### TASK OBJECTIVE
Identify each line in the records below that contains the word "Osaka", and copy it.

### AVAILABLE DATA
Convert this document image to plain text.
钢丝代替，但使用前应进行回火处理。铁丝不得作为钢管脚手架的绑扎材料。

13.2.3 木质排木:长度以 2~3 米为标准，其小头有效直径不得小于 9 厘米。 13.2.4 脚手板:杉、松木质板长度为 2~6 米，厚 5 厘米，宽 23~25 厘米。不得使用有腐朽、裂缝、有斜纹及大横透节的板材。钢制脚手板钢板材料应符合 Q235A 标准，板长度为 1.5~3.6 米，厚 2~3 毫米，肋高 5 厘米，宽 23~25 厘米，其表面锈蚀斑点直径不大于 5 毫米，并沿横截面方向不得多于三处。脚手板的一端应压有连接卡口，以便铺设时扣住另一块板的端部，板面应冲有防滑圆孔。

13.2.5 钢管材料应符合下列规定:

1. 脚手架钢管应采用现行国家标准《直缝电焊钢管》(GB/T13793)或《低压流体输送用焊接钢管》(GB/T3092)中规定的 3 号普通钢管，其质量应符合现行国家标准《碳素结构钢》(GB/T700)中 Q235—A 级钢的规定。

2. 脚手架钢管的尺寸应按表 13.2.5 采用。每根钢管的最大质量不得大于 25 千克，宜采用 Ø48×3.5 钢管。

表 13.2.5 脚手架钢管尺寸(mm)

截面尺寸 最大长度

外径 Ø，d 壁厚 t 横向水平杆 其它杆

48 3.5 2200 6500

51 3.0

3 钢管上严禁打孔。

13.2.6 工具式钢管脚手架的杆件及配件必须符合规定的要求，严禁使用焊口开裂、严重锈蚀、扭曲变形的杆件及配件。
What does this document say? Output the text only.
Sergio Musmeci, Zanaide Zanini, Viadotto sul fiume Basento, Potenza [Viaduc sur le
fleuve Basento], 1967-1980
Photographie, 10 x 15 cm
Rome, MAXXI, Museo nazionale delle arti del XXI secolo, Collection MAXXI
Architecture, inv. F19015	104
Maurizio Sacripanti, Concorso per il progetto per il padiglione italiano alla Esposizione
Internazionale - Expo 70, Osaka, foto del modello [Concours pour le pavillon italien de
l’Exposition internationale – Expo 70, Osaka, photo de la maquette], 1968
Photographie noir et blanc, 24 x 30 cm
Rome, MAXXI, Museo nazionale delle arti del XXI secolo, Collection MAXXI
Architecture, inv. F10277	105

...

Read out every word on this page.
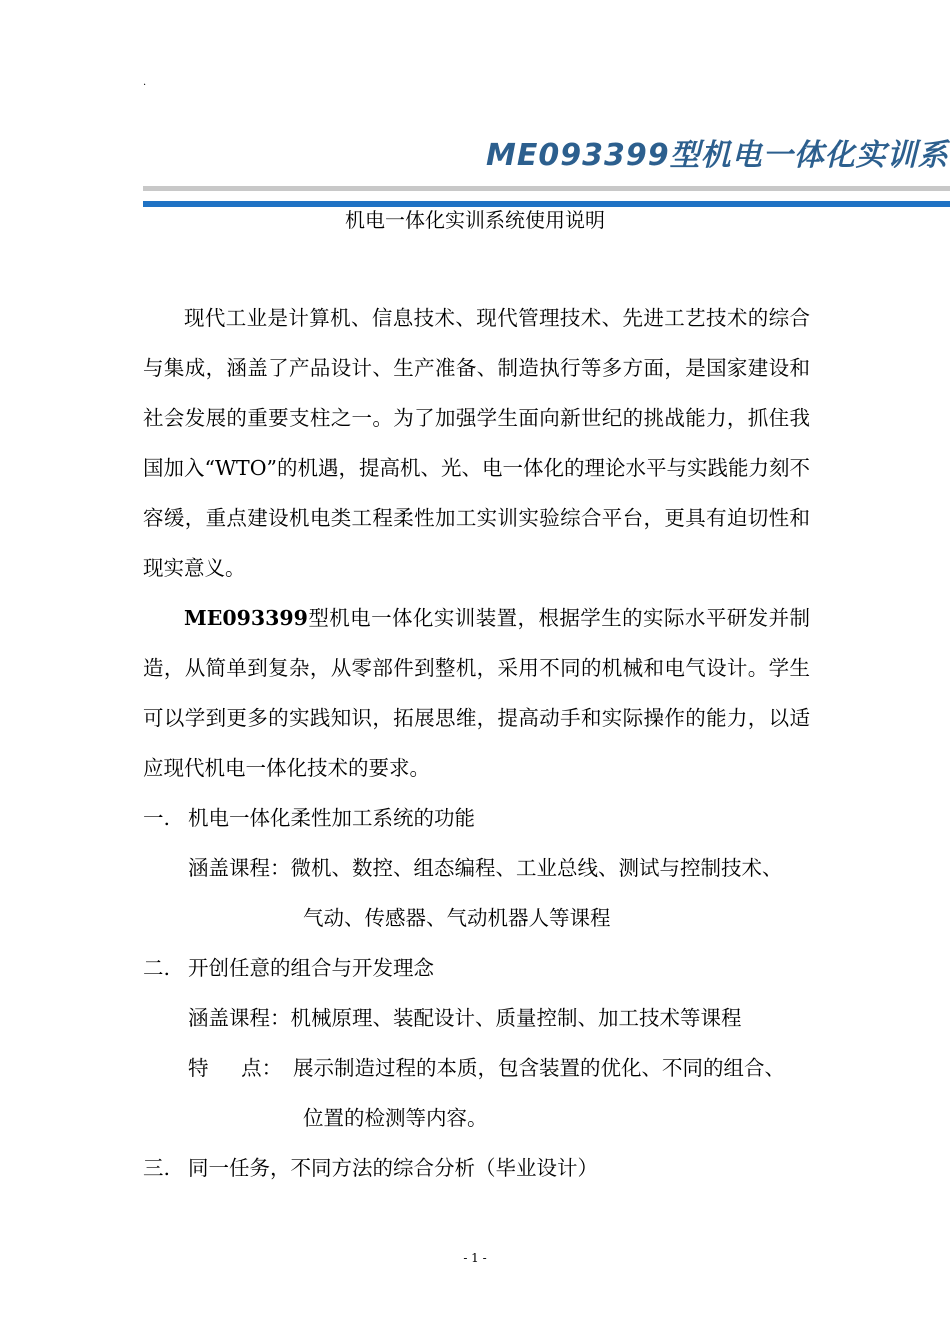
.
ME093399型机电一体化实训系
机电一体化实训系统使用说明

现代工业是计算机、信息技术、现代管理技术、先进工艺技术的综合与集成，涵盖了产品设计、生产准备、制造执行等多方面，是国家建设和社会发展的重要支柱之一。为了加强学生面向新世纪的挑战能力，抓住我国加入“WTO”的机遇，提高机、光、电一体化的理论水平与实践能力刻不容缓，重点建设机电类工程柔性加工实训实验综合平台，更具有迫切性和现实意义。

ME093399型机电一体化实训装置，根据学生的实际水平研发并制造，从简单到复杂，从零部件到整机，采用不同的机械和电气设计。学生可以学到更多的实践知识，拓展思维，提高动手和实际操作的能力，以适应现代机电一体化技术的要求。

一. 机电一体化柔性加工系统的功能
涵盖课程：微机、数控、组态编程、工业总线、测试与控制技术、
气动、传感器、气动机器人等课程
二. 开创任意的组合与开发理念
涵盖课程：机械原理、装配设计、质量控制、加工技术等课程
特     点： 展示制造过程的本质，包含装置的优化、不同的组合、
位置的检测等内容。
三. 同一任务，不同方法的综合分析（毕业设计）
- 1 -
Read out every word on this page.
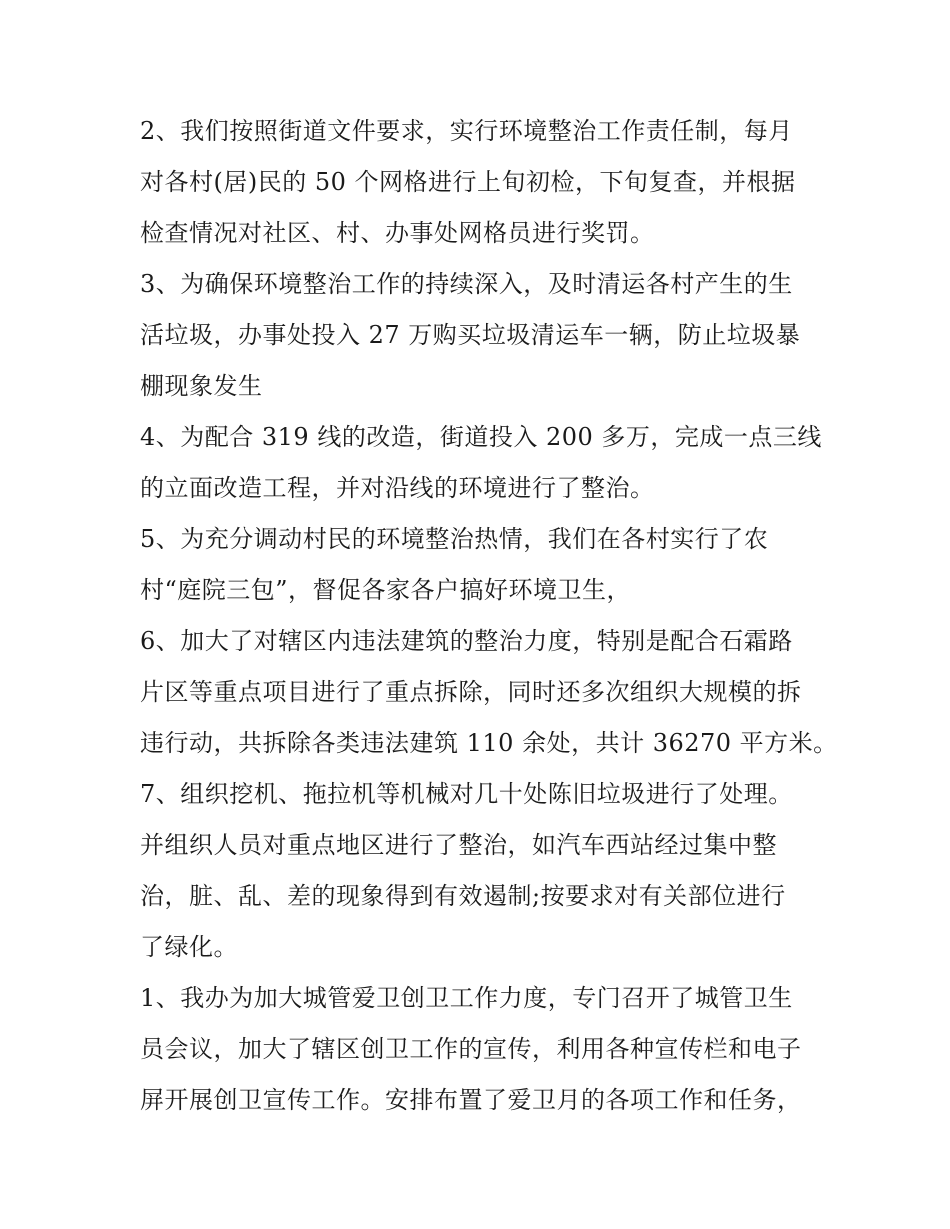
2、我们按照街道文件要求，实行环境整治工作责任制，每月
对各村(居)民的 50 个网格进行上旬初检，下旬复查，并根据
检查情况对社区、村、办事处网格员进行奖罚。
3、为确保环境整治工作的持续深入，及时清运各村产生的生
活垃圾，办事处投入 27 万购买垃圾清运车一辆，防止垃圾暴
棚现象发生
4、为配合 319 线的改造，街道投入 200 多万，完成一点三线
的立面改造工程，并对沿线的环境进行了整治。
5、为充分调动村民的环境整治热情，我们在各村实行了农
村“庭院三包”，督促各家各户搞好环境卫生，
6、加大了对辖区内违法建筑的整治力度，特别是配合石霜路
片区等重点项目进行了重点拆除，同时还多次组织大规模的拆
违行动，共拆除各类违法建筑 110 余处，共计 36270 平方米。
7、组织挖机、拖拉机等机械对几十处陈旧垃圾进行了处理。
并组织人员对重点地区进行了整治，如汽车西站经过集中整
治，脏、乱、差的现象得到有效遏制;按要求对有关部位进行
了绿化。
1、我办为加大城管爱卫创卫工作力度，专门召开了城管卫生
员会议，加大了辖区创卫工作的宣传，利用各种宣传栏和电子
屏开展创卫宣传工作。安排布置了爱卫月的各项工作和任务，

### REPLY TO THE TASK
Internazionale - Expo 70, Osaka, foto del modello [Concours pour le pavillon italien de
l’Exposition internationale – Expo 70, Osaka, photo de la maquette], 1968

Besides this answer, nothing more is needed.